WHAT THIS TASK INVOLVES >>
Out of all the lines below, count those with the word "thumbnail". Give the number only.
====== DATA IN THIS EXERCISE ======
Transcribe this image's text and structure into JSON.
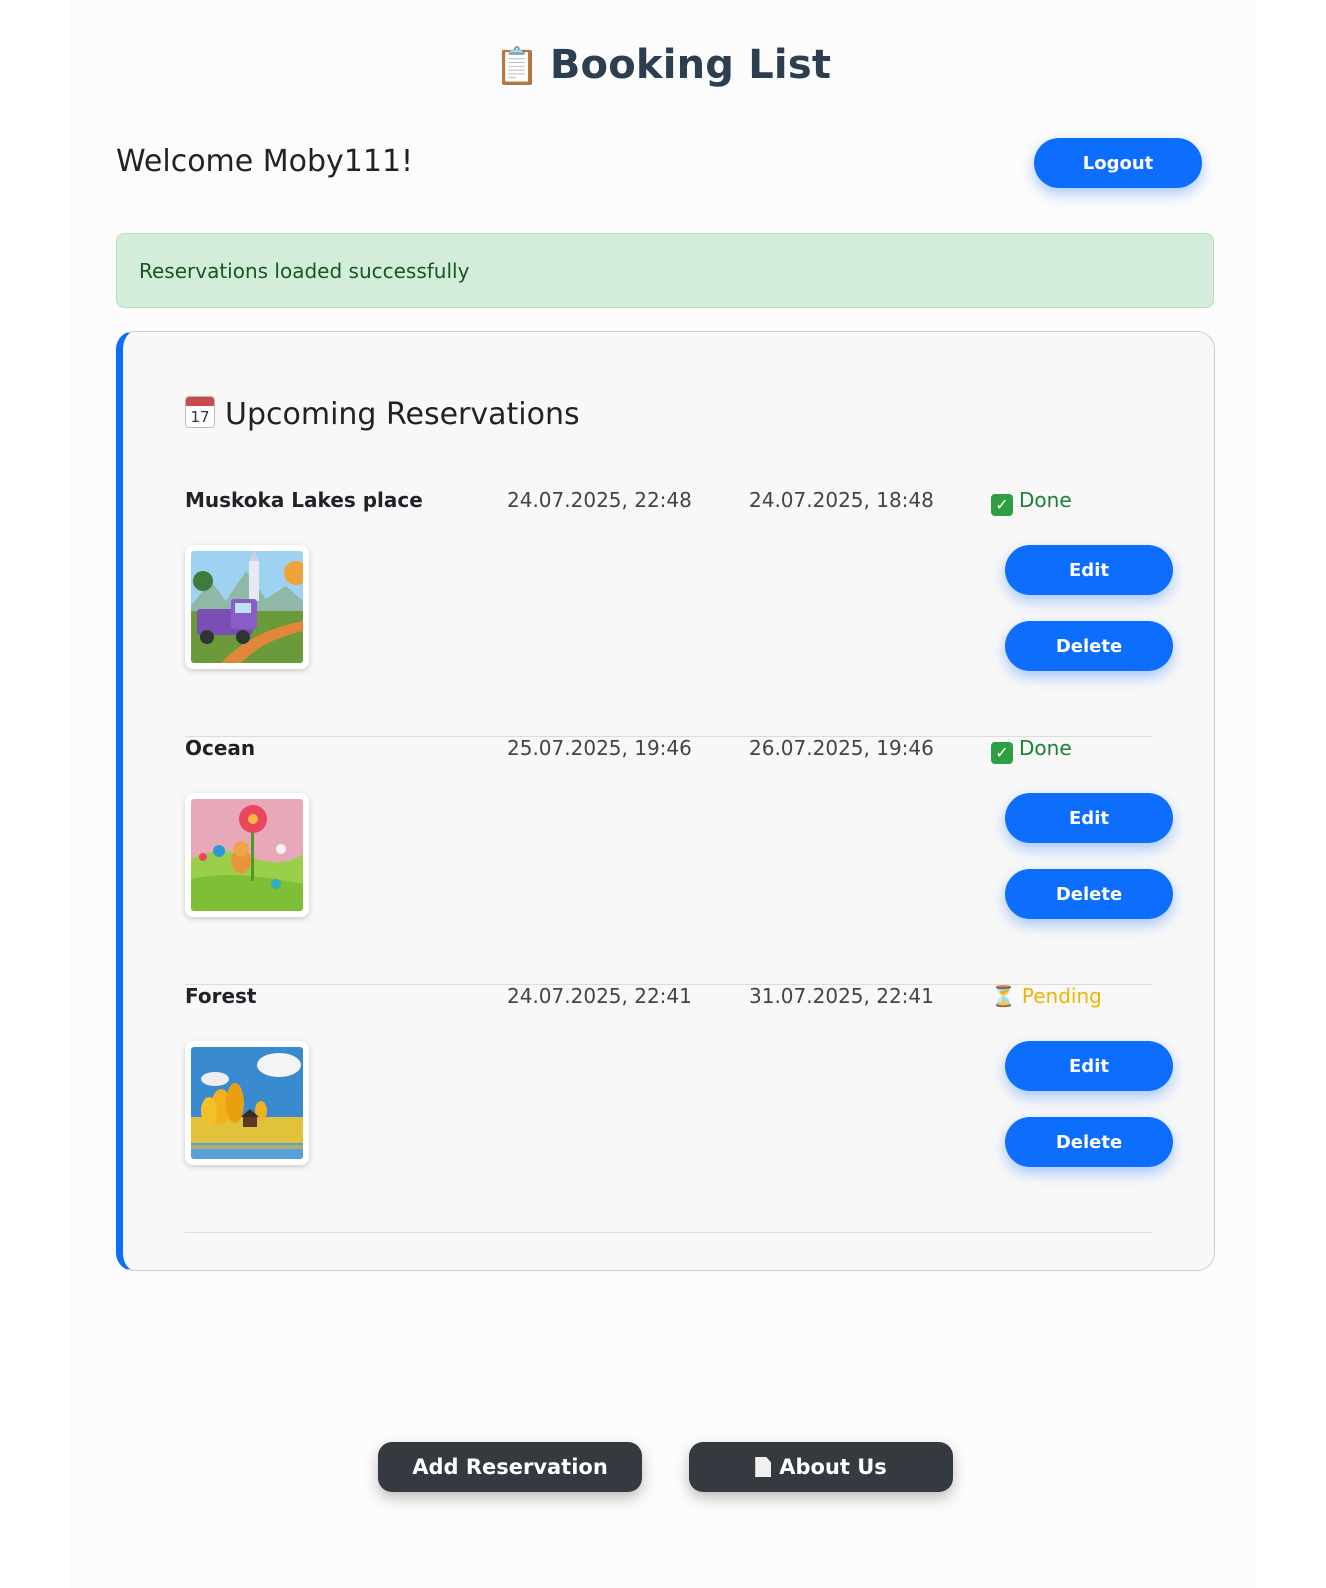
{
  "header": {
    "title": "Booking List",
    "title_icon": "clipboard-icon"
  },
  "welcome": "Welcome Moby111!",
  "logout_label": "Logout",
  "alert": {
    "message": "Reservations loaded successfully",
    "color": "#d4edda"
  },
  "section": {
    "title": "Upcoming Reservations",
    "icon": "calendar-icon",
    "icon_day": "17"
  },
  "reservations": [
    {
      "name": "Muskoka Lakes place",
      "start": "24.07.2025, 22:48",
      "end": "24.07.2025, 18:48",
      "status": "Done",
      "status_icon": "check-icon",
      "thumbnail": "purple-truck-landscape"
    },
    {
      "name": "Ocean",
      "start": "25.07.2025, 19:46",
      "end": "26.07.2025, 19:46",
      "status": "Done",
      "status_icon": "check-icon",
      "thumbnail": "flower-cat-meadow"
    },
    {
      "name": "Forest",
      "start": "24.07.2025, 22:41",
      "end": "31.07.2025, 22:41",
      "status": "Pending",
      "status_icon": "hourglass-icon",
      "thumbnail": "autumn-trees-lake"
    }
  ],
  "actions": {
    "edit_label": "Edit",
    "delete_label": "Delete"
  },
  "footer": {
    "add_label": "Add Reservation",
    "about_label": "About Us",
    "about_icon": "document-icon"
  },
  "colors": {
    "primary": "#0d6efd",
    "dark": "#343a40",
    "done": "#1a7f37",
    "pending": "#f0b400"
  }
}
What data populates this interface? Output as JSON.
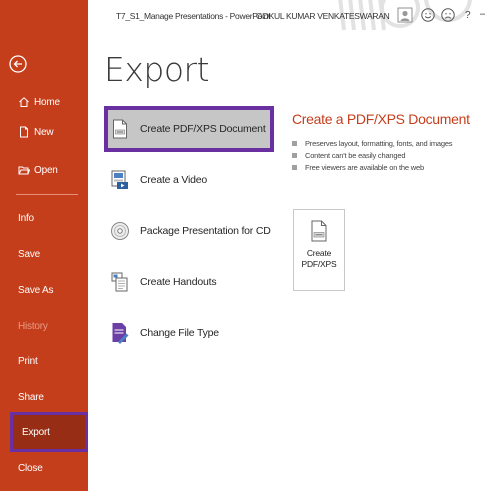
{
  "titlebar": {
    "doc_title": "T7_S1_Manage Presentations  -  PowerPoint",
    "user_name": "GOKUL KUMAR VENKATESWARAN",
    "help": "?",
    "minimize": "–"
  },
  "sidebar": {
    "items": [
      {
        "label": "Home",
        "icon": "home-icon"
      },
      {
        "label": "New",
        "icon": "new-document-icon"
      },
      {
        "label": "Open",
        "icon": "open-folder-icon"
      },
      {
        "label": "Info"
      },
      {
        "label": "Save"
      },
      {
        "label": "Save As"
      },
      {
        "label": "History"
      },
      {
        "label": "Print"
      },
      {
        "label": "Share"
      },
      {
        "label": "Export"
      },
      {
        "label": "Close"
      }
    ]
  },
  "page_title": "Export",
  "options": [
    {
      "label": "Create PDF/XPS Document",
      "icon": "pdf-document-icon",
      "selected": true
    },
    {
      "label": "Create a Video",
      "icon": "video-icon"
    },
    {
      "label": "Package Presentation for CD",
      "icon": "cd-icon"
    },
    {
      "label": "Create Handouts",
      "icon": "handouts-icon"
    },
    {
      "label": "Change File Type",
      "icon": "change-file-type-icon"
    }
  ],
  "panel": {
    "title": "Create a PDF/XPS Document",
    "bullets": [
      "Preserves layout, formatting, fonts, and images",
      "Content can't be easily changed",
      "Free viewers are available on the web"
    ],
    "button_line1": "Create",
    "button_line2": "PDF/XPS"
  },
  "colors": {
    "sidebar": "#c43e1c",
    "sidebar_selected": "#962d14",
    "highlight_border": "#6a2fa0",
    "accent_text": "#c43e1c",
    "selected_option_bg": "#c6c6c6"
  }
}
======
COMPLETED EXERCISE >>
3